(Saved data entries)
>>>

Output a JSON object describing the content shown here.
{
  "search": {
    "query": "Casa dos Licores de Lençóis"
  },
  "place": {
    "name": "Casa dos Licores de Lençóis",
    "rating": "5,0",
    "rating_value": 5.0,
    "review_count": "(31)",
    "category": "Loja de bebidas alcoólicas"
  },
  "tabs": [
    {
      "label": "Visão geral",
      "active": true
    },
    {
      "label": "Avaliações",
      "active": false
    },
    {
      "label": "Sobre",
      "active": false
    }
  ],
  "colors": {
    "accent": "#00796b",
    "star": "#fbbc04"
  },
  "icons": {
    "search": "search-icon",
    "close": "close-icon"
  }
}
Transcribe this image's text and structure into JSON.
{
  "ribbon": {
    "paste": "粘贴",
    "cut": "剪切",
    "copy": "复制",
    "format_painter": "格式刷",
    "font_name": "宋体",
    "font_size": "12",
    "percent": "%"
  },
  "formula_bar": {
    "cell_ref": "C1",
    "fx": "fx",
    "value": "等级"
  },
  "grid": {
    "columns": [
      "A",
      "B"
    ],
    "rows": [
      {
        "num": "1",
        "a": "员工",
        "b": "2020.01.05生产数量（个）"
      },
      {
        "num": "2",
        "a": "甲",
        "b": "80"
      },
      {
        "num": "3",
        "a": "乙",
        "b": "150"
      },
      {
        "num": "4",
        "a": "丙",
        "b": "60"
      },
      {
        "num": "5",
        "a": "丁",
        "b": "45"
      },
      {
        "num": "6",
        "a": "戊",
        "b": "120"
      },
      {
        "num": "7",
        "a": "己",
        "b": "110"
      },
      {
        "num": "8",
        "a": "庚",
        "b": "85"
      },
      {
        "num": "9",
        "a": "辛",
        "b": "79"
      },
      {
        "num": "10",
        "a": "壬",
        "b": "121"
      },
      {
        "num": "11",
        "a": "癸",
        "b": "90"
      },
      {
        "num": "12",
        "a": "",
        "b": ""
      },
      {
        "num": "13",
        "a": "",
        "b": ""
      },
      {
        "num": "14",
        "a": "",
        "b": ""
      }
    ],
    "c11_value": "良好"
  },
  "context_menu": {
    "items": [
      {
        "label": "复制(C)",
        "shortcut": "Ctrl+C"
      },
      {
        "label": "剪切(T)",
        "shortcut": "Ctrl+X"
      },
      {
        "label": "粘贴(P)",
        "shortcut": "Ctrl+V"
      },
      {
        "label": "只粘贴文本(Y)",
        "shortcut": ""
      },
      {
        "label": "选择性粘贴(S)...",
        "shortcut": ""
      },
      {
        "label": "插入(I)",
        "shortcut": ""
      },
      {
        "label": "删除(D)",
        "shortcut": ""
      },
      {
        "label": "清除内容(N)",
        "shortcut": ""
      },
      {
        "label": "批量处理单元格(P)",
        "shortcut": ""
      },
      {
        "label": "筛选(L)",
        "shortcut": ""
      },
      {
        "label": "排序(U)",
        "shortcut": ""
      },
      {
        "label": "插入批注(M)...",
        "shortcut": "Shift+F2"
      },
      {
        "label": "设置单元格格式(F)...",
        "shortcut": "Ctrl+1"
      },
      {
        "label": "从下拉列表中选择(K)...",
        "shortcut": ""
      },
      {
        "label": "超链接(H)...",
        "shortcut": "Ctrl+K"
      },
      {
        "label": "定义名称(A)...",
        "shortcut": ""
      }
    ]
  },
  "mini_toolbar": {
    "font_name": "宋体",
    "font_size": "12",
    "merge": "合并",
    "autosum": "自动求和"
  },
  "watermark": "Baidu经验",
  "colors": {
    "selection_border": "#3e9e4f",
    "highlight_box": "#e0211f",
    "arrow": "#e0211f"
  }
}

<<<

EXERCISE GOAL
Repeat every line of the material exactly as given.

EXERCISE SOLUTION
Output a JSON object describing the content shown here.
{
  "search": {
    "query": "Casa dos Licores de Lençóis"
  },
  "place": {
    "name": "Casa dos Licores de Lençóis",
    "rating": "5,0",
    "rating_value": 5.0,
    "review_count": "(31)",
    "category": "Loja de bebidas alcoólicas"
  },
  "tabs": [
    {
      "label": "Visão geral",
      "active": true
    },
    {
      "label": "Avaliações",
      "active": false
    },
    {
      "label": "Sobre",
      "active": false
    }
  ],
  "colors": {
    "accent": "#00796b",
    "star": "#fbbc04"
  },
  "icons": {
    "search": "search-icon",
    "close": "close-icon"
  }
}
Transcribe this image's text and structure into JSON.
{
  "ribbon": {
    "paste": "粘贴",
    "cut": "剪切",
    "copy": "复制",
    "format_painter": "格式刷",
    "font_name": "宋体",
    "font_size": "12",
    "percent": "%"
  },
  "formula_bar": {
    "cell_ref": "C1",
    "fx": "fx",
    "value": "等级"
  },
  "grid": {
    "columns": [
      "A",
      "B"
    ],
    "rows": [
      {
        "num": "1",
        "a": "员工",
        "b": "2020.01.05生产数量（个）"
      },
      {
        "num": "2",
        "a": "甲",
        "b": "80"
      },
      {
        "num": "3",
        "a": "乙",
        "b": "150"
      },
      {
        "num": "4",
        "a": "丙",
        "b": "60"
      },
      {
        "num": "5",
        "a": "丁",
        "b": "45"
      },
      {
        "num": "6",
        "a": "戊",
        "b": "120"
      },
      {
        "num": "7",
        "a": "己",
        "b": "110"
      },
      {
        "num": "8",
        "a": "庚",
        "b": "85"
      },
      {
        "num": "9",
        "a": "辛",
        "b": "79"
      },
      {
        "num": "10",
        "a": "壬",
        "b": "121"
      },
      {
        "num": "11",
        "a": "癸",
        "b": "90"
      },
      {
        "num": "12",
        "a": "",
        "b": ""
      },
      {
        "num": "13",
        "a": "",
        "b": ""
      },
      {
        "num": "14",
        "a": "",
        "b": ""
      }
    ],
    "c11_value": "良好"
  },
  "context_menu": {
    "items": [
      {
        "label": "复制(C)",
        "shortcut": "Ctrl+C"
      },
      {
        "label": "剪切(T)",
        "shortcut": "Ctrl+X"
      },
      {
        "label": "粘贴(P)",
        "shortcut": "Ctrl+V"
      },
      {
        "label": "只粘贴文本(Y)",
        "shortcut": ""
      },
      {
        "label": "选择性粘贴(S)...",
        "shortcut": ""
      },
      {
        "label": "插入(I)",
        "shortcut": ""
      },
      {
        "label": "删除(D)",
        "shortcut": ""
      },
      {
        "label": "清除内容(N)",
        "shortcut": ""
      },
      {
        "label": "批量处理单元格(P)",
        "shortcut": ""
      },
      {
        "label": "筛选(L)",
        "shortcut": ""
      },
      {
        "label": "排序(U)",
        "shortcut": ""
      },
      {
        "label": "插入批注(M)...",
        "shortcut": "Shift+F2"
      },
      {
        "label": "设置单元格格式(F)...",
        "shortcut": "Ctrl+1"
      },
      {
        "label": "从下拉列表中选择(K)...",
        "shortcut": ""
      },
      {
        "label": "超链接(H)...",
        "shortcut": "Ctrl+K"
      },
      {
        "label": "定义名称(A)...",
        "shortcut": ""
      }
    ]
  },
  "mini_toolbar": {
    "font_name": "宋体",
    "font_size": "12",
    "merge": "合并",
    "autosum": "自动求和"
  },
  "watermark": "Baidu经验",
  "colors": {
    "selection_border": "#3e9e4f",
    "highlight_box": "#e0211f",
    "arrow": "#e0211f"
  }
}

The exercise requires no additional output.